Material for this exercise ::
•••••

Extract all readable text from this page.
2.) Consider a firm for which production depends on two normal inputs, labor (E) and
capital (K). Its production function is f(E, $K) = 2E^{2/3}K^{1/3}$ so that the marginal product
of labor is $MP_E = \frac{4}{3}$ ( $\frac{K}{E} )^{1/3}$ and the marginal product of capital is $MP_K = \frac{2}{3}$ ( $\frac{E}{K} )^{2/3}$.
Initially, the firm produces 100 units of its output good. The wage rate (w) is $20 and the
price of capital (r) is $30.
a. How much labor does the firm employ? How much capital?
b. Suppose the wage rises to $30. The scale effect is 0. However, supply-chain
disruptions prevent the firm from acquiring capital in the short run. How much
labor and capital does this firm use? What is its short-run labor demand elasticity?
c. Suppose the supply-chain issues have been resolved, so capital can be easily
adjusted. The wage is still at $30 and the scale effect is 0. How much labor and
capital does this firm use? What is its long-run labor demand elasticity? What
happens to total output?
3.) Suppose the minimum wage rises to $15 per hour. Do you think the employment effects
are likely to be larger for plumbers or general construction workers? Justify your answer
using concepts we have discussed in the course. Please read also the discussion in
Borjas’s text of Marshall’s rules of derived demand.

•••••

What to produce :: Pick out all the lines with the word "supply" in them and copy them.

Response to this task ::
b. Suppose the wage rises to $30. The scale effect is 0. However, supply-chain
c. Suppose the supply-chain issues have been resolved, so capital can be easily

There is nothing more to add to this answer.